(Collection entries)
_____

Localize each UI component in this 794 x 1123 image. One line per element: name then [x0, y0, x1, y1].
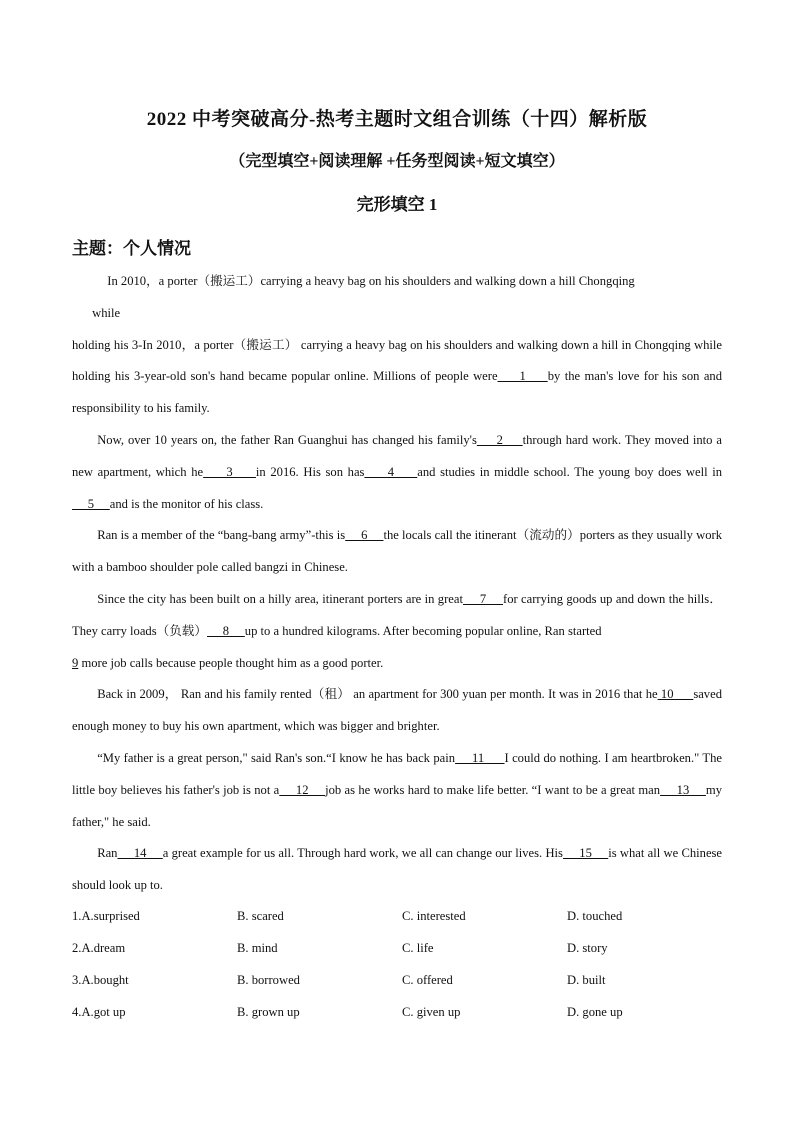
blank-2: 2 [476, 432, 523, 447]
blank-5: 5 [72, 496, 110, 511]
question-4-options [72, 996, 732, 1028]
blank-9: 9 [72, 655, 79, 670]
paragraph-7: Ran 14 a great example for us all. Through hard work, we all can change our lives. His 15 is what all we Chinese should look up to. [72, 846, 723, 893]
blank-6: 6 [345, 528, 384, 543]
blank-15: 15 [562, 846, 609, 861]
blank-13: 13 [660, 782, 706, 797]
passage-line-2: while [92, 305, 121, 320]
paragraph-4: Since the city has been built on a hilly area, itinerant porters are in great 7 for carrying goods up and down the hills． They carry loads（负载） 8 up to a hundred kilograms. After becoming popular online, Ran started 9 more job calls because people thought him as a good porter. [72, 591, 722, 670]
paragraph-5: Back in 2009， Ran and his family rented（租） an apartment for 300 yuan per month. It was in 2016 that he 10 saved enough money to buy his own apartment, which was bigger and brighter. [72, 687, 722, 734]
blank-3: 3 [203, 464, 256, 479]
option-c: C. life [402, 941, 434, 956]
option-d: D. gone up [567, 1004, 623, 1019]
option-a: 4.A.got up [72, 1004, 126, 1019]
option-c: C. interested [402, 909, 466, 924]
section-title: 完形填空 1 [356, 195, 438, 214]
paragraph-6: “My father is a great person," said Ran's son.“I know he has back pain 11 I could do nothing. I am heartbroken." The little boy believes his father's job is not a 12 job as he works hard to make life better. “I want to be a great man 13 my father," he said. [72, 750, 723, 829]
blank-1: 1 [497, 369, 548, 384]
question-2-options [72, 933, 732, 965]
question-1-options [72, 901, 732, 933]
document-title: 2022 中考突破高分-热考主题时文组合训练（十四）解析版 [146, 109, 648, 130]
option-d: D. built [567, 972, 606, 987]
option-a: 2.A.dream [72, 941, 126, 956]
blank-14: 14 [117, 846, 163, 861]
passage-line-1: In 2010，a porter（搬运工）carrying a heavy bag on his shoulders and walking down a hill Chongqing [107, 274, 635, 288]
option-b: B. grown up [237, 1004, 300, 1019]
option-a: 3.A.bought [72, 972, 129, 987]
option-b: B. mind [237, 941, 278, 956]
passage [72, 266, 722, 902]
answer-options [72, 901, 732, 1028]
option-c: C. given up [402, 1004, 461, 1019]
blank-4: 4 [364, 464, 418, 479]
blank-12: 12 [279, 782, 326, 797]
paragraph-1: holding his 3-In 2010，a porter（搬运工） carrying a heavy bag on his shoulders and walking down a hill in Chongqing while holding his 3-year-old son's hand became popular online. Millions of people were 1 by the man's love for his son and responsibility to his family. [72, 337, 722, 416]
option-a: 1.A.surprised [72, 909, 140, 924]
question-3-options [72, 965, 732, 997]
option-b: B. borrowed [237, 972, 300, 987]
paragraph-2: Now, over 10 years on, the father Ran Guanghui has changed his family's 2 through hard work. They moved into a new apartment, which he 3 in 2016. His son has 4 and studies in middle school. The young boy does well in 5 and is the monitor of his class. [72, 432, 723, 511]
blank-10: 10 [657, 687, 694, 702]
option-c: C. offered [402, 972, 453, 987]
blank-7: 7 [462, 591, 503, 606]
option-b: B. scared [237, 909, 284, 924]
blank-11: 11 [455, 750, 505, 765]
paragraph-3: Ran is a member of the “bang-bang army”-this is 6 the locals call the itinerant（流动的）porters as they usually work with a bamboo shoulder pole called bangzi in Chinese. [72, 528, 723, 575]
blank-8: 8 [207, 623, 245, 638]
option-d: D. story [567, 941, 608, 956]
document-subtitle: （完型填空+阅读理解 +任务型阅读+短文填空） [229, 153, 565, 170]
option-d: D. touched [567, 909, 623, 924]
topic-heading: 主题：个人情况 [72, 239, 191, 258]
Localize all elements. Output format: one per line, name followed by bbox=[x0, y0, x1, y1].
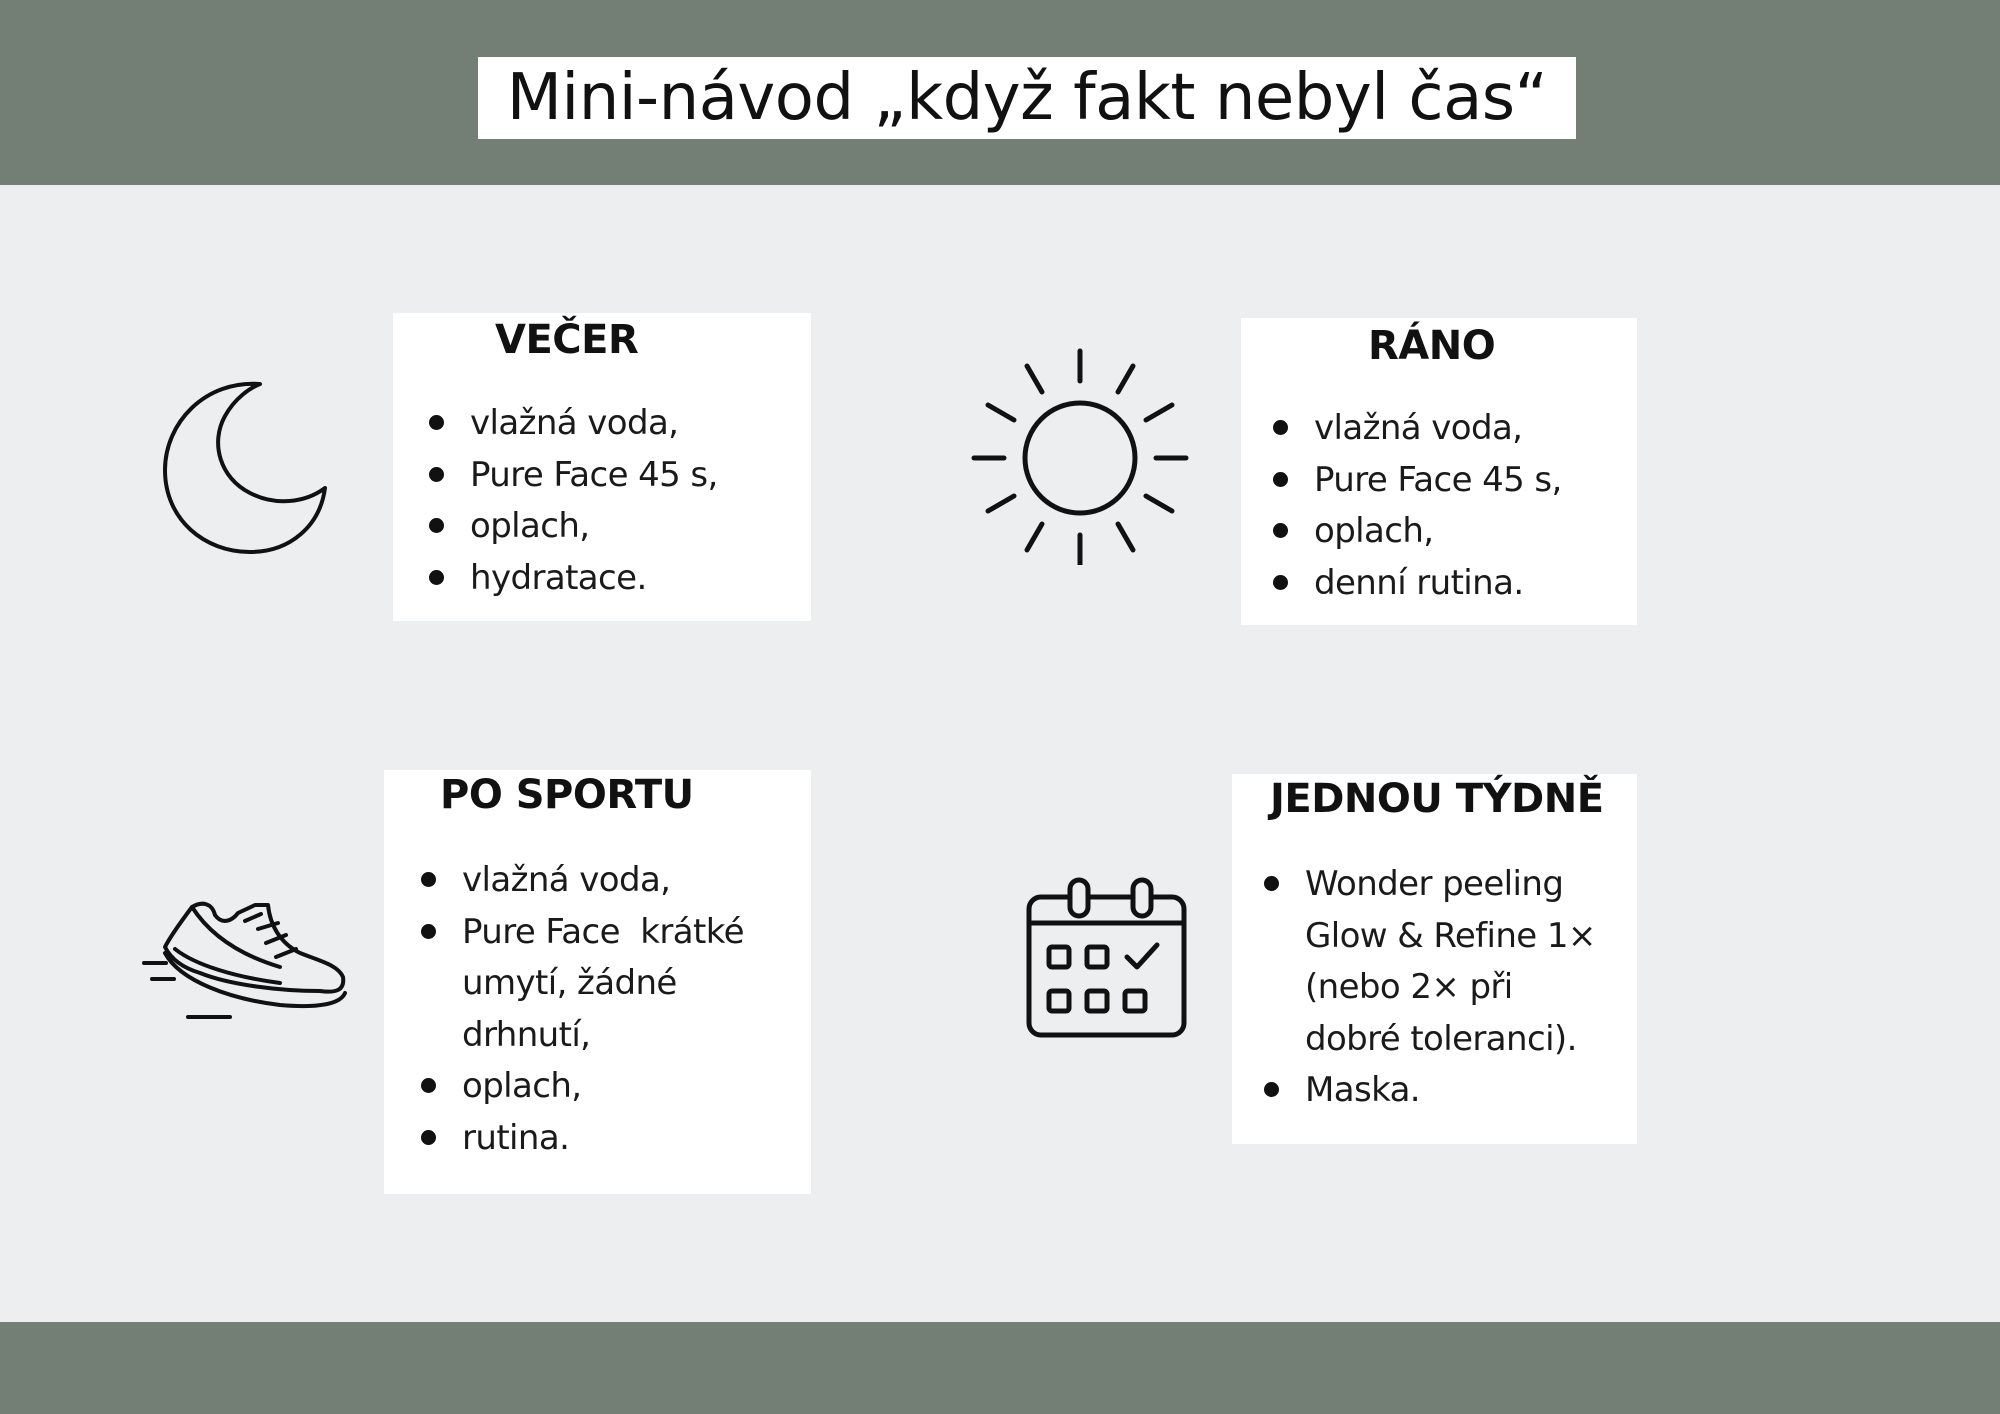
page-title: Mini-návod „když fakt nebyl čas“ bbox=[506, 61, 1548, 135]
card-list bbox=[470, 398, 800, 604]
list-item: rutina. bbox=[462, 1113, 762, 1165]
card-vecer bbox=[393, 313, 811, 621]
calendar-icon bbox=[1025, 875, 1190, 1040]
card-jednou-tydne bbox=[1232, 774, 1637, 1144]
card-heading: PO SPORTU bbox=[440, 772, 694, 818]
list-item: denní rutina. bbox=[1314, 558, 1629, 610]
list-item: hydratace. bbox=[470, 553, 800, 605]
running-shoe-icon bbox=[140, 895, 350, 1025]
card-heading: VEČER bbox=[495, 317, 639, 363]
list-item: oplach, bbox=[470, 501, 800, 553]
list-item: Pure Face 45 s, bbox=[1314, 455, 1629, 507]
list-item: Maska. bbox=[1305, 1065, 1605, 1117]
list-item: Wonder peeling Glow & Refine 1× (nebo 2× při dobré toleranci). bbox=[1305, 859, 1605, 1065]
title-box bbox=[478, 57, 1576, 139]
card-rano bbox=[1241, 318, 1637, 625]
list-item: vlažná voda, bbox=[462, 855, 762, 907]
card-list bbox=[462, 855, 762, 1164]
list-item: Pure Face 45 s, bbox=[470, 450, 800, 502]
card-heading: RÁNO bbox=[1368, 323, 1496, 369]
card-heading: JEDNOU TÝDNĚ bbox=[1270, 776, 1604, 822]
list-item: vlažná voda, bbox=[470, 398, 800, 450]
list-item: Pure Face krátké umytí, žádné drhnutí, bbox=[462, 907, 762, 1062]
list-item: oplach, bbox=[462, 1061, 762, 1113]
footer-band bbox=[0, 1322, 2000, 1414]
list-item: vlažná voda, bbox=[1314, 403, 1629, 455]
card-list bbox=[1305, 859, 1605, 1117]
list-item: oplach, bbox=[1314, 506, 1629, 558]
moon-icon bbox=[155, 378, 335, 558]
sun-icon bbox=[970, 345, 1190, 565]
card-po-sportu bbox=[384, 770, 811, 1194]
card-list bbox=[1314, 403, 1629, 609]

_____

- Given problem
Transcribe every line of the records above without any change, omitting the pictures.

- Solution
Localize each UI component in this 794 x 1123 image. One line per element: name then [x0, y0, x1, y1].
blank-2: 2 [476, 432, 523, 447]
blank-5: 5 [72, 496, 110, 511]
question-4-options [72, 996, 732, 1028]
blank-9: 9 [72, 655, 79, 670]
paragraph-7: Ran 14 a great example for us all. Through hard work, we all can change our lives. His 15 is what all we Chinese should look up to. [72, 846, 723, 893]
blank-6: 6 [345, 528, 384, 543]
blank-15: 15 [562, 846, 609, 861]
blank-13: 13 [660, 782, 706, 797]
passage-line-2: while [92, 305, 121, 320]
paragraph-4: Since the city has been built on a hilly area, itinerant porters are in great 7 for carrying goods up and down the hills． They carry loads（负载） 8 up to a hundred kilograms. After becoming popular online, Ran started 9 more job calls because people thought him as a good porter. [72, 591, 722, 670]
paragraph-5: Back in 2009， Ran and his family rented（租） an apartment for 300 yuan per month. It was in 2016 that he 10 saved enough money to buy his own apartment, which was bigger and brighter. [72, 687, 722, 734]
blank-3: 3 [203, 464, 256, 479]
option-c: C. life [402, 941, 434, 956]
option-d: D. gone up [567, 1004, 623, 1019]
option-a: 4.A.got up [72, 1004, 126, 1019]
option-c: C. interested [402, 909, 466, 924]
section-title: 完形填空 1 [356, 195, 438, 214]
paragraph-6: “My father is a great person," said Ran's son.“I know he has back pain 11 I could do nothing. I am heartbroken." The little boy believes his father's job is not a 12 job as he works hard to make life better. “I want to be a great man 13 my father," he said. [72, 750, 723, 829]
blank-1: 1 [497, 369, 548, 384]
question-2-options [72, 933, 732, 965]
question-1-options [72, 901, 732, 933]
document-title: 2022 中考突破高分-热考主题时文组合训练（十四）解析版 [146, 109, 648, 130]
option-d: D. built [567, 972, 606, 987]
option-a: 2.A.dream [72, 941, 126, 956]
blank-14: 14 [117, 846, 163, 861]
passage-line-1: In 2010，a porter（搬运工）carrying a heavy bag on his shoulders and walking down a hill Chongqing [107, 274, 635, 288]
option-b: B. grown up [237, 1004, 300, 1019]
option-a: 3.A.bought [72, 972, 129, 987]
option-b: B. mind [237, 941, 278, 956]
passage [72, 266, 722, 902]
answer-options [72, 901, 732, 1028]
option-c: C. given up [402, 1004, 461, 1019]
blank-4: 4 [364, 464, 418, 479]
blank-12: 12 [279, 782, 326, 797]
paragraph-1: holding his 3-In 2010，a porter（搬运工） carrying a heavy bag on his shoulders and walking down a hill in Chongqing while holding his 3-year-old son's hand became popular online. Millions of people were 1 by the man's love for his son and responsibility to his family. [72, 337, 722, 416]
option-a: 1.A.surprised [72, 909, 140, 924]
question-3-options [72, 965, 732, 997]
option-b: B. borrowed [237, 972, 300, 987]
paragraph-2: Now, over 10 years on, the father Ran Guanghui has changed his family's 2 through hard work. They moved into a new apartment, which he 3 in 2016. His son has 4 and studies in middle school. The young boy does well in 5 and is the monitor of his class. [72, 432, 723, 511]
blank-10: 10 [657, 687, 694, 702]
option-c: C. offered [402, 972, 453, 987]
blank-7: 7 [462, 591, 503, 606]
option-b: B. scared [237, 909, 284, 924]
blank-11: 11 [455, 750, 505, 765]
paragraph-3: Ran is a member of the “bang-bang army”-this is 6 the locals call the itinerant（流动的）porters as they usually work with a bamboo shoulder pole called bangzi in Chinese. [72, 528, 723, 575]
blank-8: 8 [207, 623, 245, 638]
option-d: D. story [567, 941, 608, 956]
document-subtitle: （完型填空+阅读理解 +任务型阅读+短文填空） [229, 153, 565, 170]
option-d: D. touched [567, 909, 623, 924]
topic-heading: 主题：个人情况 [72, 239, 191, 258]
Localize all elements. Output format: one per line, name followed by bbox=[x0, y0, x1, y1].
page-title: Mini-návod „když fakt nebyl čas“ bbox=[506, 61, 1548, 135]
card-list bbox=[470, 398, 800, 604]
list-item: rutina. bbox=[462, 1113, 762, 1165]
card-vecer bbox=[393, 313, 811, 621]
calendar-icon bbox=[1025, 875, 1190, 1040]
card-jednou-tydne bbox=[1232, 774, 1637, 1144]
card-heading: PO SPORTU bbox=[440, 772, 694, 818]
list-item: denní rutina. bbox=[1314, 558, 1629, 610]
list-item: hydratace. bbox=[470, 553, 800, 605]
running-shoe-icon bbox=[140, 895, 350, 1025]
card-heading: VEČER bbox=[495, 317, 639, 363]
list-item: oplach, bbox=[470, 501, 800, 553]
list-item: Pure Face 45 s, bbox=[1314, 455, 1629, 507]
list-item: Maska. bbox=[1305, 1065, 1605, 1117]
list-item: Wonder peeling Glow & Refine 1× (nebo 2× při dobré toleranci). bbox=[1305, 859, 1605, 1065]
title-box bbox=[478, 57, 1576, 139]
card-rano bbox=[1241, 318, 1637, 625]
list-item: vlažná voda, bbox=[462, 855, 762, 907]
card-list bbox=[462, 855, 762, 1164]
list-item: Pure Face 45 s, bbox=[470, 450, 800, 502]
card-heading: RÁNO bbox=[1368, 323, 1496, 369]
card-heading: JEDNOU TÝDNĚ bbox=[1270, 776, 1604, 822]
list-item: vlažná voda, bbox=[470, 398, 800, 450]
list-item: Pure Face krátké umytí, žádné drhnutí, bbox=[462, 907, 762, 1062]
list-item: oplach, bbox=[462, 1061, 762, 1113]
footer-band bbox=[0, 1322, 2000, 1414]
list-item: vlažná voda, bbox=[1314, 403, 1629, 455]
card-list bbox=[1305, 859, 1605, 1117]
list-item: oplach, bbox=[1314, 506, 1629, 558]
moon-icon bbox=[155, 378, 335, 558]
sun-icon bbox=[970, 345, 1190, 565]
card-po-sportu bbox=[384, 770, 811, 1194]
card-list bbox=[1314, 403, 1629, 609]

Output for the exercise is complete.